DIRECTIONS
Format the rows starting at the line that contains "svg-text:O: O — [492, 113, 509, 138]" and ending at the line that contains "svg-text:6.1 mkm: 6.1" as a numbered list, with blank lines left out.

TASK MATERIAL
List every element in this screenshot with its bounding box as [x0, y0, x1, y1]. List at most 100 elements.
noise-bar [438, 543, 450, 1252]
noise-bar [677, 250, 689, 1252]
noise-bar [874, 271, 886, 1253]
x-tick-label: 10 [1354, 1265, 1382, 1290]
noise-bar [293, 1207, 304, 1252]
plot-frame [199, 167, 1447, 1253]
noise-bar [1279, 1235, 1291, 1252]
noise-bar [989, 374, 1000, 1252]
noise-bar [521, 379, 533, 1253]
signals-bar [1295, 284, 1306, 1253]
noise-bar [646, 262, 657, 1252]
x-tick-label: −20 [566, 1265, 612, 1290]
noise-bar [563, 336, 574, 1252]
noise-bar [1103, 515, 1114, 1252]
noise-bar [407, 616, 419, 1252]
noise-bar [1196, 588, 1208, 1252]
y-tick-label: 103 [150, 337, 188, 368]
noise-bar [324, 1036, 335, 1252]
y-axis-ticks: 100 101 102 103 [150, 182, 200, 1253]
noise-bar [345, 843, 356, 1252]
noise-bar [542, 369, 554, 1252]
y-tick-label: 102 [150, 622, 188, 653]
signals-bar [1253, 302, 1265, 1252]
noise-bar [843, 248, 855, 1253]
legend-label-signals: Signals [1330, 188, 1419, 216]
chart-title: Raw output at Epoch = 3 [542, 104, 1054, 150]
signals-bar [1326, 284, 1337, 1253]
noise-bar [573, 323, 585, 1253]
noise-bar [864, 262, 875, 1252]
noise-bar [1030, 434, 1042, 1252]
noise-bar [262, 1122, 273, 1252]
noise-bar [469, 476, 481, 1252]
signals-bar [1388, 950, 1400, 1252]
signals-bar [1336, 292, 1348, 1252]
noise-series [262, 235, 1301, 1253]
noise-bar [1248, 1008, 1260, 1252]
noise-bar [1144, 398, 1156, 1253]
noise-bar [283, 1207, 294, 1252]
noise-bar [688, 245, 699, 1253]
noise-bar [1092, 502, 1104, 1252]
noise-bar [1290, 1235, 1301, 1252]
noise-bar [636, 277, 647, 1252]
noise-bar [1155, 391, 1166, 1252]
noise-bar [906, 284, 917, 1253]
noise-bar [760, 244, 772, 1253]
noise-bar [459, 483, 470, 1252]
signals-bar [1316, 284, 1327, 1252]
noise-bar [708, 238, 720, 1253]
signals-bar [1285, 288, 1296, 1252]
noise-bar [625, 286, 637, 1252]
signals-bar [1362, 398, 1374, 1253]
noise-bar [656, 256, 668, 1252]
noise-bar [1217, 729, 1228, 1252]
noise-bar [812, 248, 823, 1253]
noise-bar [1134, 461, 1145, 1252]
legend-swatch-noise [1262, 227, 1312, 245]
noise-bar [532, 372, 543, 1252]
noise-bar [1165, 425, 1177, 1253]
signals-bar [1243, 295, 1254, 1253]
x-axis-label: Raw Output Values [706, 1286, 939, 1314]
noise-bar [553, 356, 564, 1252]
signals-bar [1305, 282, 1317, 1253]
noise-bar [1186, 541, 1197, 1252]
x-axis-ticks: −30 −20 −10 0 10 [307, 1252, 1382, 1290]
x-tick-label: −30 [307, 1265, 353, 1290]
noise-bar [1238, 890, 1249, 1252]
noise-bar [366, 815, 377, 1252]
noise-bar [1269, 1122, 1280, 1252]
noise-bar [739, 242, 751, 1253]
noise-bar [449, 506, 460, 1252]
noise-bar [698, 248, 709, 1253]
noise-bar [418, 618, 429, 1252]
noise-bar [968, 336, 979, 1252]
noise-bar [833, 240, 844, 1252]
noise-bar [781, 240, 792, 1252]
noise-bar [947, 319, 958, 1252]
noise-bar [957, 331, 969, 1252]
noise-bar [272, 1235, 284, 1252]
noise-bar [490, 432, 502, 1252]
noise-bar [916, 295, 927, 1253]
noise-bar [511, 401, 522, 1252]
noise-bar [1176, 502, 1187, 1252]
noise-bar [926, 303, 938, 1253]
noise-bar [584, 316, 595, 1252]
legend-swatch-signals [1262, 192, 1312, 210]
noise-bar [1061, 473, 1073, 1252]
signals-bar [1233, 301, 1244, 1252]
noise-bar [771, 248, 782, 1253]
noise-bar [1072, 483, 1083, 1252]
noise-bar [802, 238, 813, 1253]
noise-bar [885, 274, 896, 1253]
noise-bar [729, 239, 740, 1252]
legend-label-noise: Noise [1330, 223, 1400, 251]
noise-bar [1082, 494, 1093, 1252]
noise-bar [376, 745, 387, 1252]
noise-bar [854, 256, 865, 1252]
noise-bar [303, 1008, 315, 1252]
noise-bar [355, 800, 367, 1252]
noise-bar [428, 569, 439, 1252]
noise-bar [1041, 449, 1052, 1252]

==

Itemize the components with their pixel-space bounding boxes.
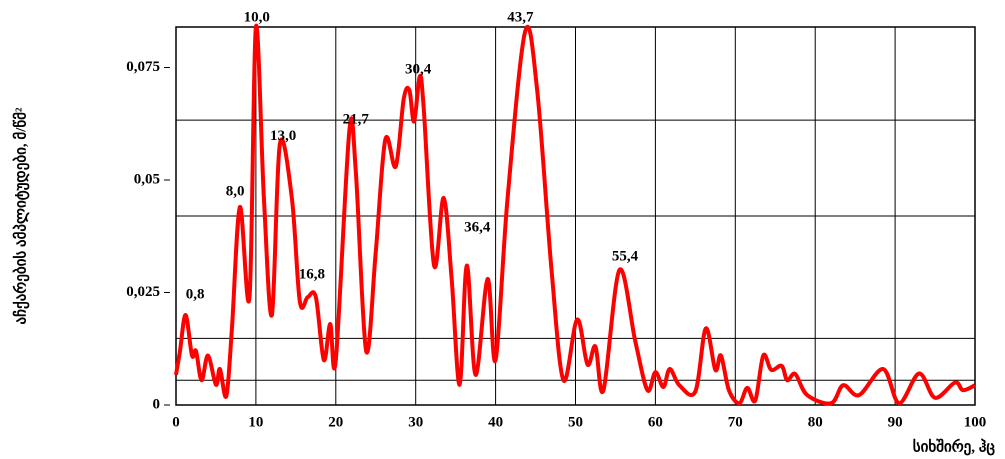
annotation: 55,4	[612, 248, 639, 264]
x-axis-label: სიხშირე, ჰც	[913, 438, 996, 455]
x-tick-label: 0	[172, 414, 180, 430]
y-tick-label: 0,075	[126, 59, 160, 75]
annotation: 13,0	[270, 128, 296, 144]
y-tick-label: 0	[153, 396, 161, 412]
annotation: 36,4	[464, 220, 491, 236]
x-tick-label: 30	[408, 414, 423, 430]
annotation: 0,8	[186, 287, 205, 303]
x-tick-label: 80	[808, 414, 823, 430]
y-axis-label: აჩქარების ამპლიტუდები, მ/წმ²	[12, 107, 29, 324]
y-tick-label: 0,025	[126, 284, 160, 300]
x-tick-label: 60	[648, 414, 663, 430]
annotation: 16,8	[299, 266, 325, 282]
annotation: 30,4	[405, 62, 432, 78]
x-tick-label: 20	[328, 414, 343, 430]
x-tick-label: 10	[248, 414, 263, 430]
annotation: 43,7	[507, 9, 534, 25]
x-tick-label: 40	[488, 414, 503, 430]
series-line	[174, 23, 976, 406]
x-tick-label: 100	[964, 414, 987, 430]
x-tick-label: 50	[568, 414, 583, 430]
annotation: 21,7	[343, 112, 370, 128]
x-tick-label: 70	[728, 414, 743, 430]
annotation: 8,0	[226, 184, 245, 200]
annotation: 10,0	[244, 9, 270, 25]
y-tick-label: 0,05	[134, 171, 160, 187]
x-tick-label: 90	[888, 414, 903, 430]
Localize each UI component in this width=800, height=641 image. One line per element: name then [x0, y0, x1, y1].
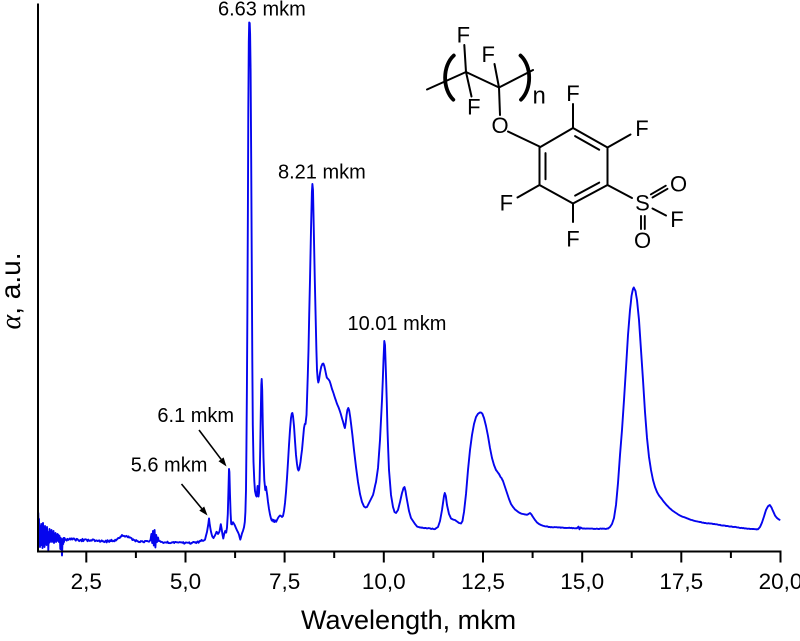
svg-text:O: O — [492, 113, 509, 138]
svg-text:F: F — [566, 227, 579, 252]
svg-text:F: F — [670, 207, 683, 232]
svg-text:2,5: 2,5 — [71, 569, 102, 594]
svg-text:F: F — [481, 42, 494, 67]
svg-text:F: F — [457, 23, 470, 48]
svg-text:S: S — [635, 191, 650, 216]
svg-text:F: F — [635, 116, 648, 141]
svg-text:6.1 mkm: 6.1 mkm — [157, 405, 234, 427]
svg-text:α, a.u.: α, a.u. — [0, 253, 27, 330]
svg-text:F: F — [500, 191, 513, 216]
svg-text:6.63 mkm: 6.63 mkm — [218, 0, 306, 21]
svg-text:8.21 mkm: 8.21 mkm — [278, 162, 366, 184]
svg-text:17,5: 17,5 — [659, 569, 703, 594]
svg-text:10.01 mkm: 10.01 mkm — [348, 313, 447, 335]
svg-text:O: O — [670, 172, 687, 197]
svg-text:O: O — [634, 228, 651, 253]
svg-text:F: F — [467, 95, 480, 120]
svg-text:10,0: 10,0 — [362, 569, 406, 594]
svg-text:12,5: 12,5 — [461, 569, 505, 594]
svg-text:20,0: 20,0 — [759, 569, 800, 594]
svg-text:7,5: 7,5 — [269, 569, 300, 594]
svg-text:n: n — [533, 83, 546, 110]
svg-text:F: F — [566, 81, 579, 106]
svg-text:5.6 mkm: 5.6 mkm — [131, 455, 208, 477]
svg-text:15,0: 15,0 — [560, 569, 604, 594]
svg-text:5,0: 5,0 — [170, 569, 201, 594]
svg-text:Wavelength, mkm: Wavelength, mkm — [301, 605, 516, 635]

TASK OUTPUT
1. svg-text:O: O — [492, 113, 509, 138]
2. svg-text:F: F — [566, 227, 579, 252]
3. svg-text:F: F — [670, 207, 683, 232]
4. svg-text:2,5: 2,5 — [71, 569, 102, 594]
5. svg-text:F: F — [481, 42, 494, 67]
6. svg-text:F: F — [457, 23, 470, 48]
7. svg-text:S: S — [635, 191, 650, 216]
8. svg-text:F: F — [635, 116, 648, 141]
9. svg-text:6.1 mkm: 6.1 mkm — [157, 405, 234, 427]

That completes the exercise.